— BEGIN Data in this exercise —
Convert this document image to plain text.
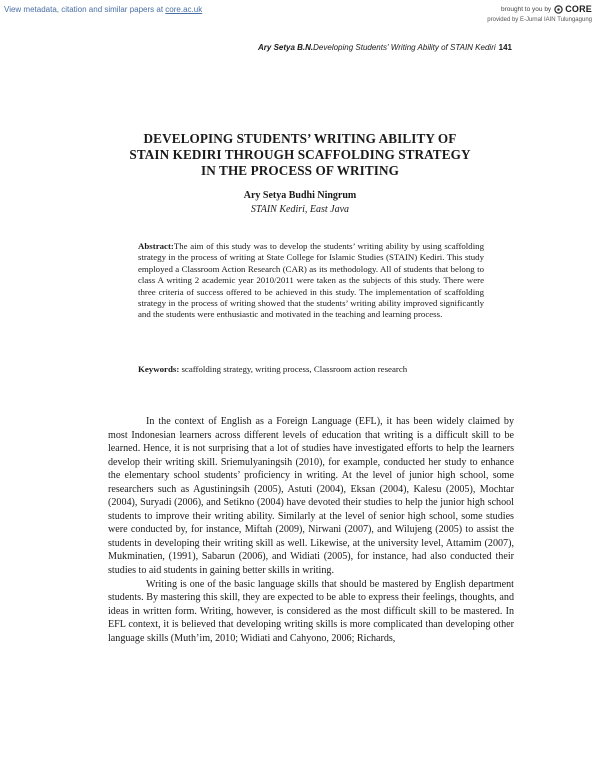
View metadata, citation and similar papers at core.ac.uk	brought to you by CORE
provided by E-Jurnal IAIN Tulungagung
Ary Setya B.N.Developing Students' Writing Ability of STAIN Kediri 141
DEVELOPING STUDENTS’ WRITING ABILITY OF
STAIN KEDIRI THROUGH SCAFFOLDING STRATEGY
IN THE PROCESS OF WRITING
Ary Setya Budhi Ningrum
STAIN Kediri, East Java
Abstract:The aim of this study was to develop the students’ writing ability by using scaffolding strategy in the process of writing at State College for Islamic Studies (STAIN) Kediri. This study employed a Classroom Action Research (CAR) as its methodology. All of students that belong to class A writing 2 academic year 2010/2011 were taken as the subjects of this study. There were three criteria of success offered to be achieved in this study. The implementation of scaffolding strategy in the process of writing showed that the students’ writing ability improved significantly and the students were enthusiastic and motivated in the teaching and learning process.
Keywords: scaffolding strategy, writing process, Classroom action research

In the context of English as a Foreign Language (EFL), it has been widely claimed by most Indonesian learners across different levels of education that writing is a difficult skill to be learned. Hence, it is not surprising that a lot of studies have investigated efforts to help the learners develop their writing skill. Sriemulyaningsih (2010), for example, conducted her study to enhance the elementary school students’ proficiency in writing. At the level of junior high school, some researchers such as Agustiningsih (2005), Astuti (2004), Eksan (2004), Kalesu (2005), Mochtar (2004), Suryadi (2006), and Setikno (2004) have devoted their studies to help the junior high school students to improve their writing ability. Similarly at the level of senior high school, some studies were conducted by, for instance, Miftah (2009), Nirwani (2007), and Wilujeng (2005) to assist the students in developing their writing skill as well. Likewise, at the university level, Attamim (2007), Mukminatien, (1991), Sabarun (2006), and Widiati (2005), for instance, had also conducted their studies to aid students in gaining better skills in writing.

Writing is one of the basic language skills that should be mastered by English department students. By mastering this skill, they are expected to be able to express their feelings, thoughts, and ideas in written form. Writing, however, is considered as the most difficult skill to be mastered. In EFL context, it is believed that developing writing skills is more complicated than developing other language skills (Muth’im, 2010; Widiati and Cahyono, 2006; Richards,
— END Data in this exercise —
Task to complete:
Exactly reproduce the entries above, minus the pictures.

Solution to this problem:
Convert this document image to plain text.
View metadata, citation and similar papers at core.ac.uk	brought to you by CORE
provided by E-Jurnal IAIN Tulungagung
Ary Setya B.N.Developing Students' Writing Ability of STAIN Kediri 141
DEVELOPING STUDENTS’ WRITING ABILITY OF
STAIN KEDIRI THROUGH SCAFFOLDING STRATEGY
IN THE PROCESS OF WRITING
Ary Setya Budhi Ningrum
STAIN Kediri, East Java
Abstract:The aim of this study was to develop the students’ writing ability by using scaffolding strategy in the process of writing at State College for Islamic Studies (STAIN) Kediri. This study employed a Classroom Action Research (CAR) as its methodology. All of students that belong to class A writing 2 academic year 2010/2011 were taken as the subjects of this study. There were three criteria of success offered to be achieved in this study. The implementation of scaffolding strategy in the process of writing showed that the students’ writing ability improved significantly and the students were enthusiastic and motivated in the teaching and learning process.
Keywords: scaffolding strategy, writing process, Classroom action research

In the context of English as a Foreign Language (EFL), it has been widely claimed by most Indonesian learners across different levels of education that writing is a difficult skill to be learned. Hence, it is not surprising that a lot of studies have investigated efforts to help the learners develop their writing skill. Sriemulyaningsih (2010), for example, conducted her study to enhance the elementary school students’ proficiency in writing. At the level of junior high school, some researchers such as Agustiningsih (2005), Astuti (2004), Eksan (2004), Kalesu (2005), Mochtar (2004), Suryadi (2006), and Setikno (2004) have devoted their studies to help the junior high school students to improve their writing ability. Similarly at the level of senior high school, some studies were conducted by, for instance, Miftah (2009), Nirwani (2007), and Wilujeng (2005) to assist the students in developing their writing skill as well. Likewise, at the university level, Attamim (2007), Mukminatien, (1991), Sabarun (2006), and Widiati (2005), for instance, had also conducted their studies to aid students in gaining better skills in writing.

Writing is one of the basic language skills that should be mastered by English department students. By mastering this skill, they are expected to be able to express their feelings, thoughts, and ideas in written form. Writing, however, is considered as the most difficult skill to be mastered. In EFL context, it is believed that developing writing skills is more complicated than developing other language skills (Muth’im, 2010; Widiati and Cahyono, 2006; Richards,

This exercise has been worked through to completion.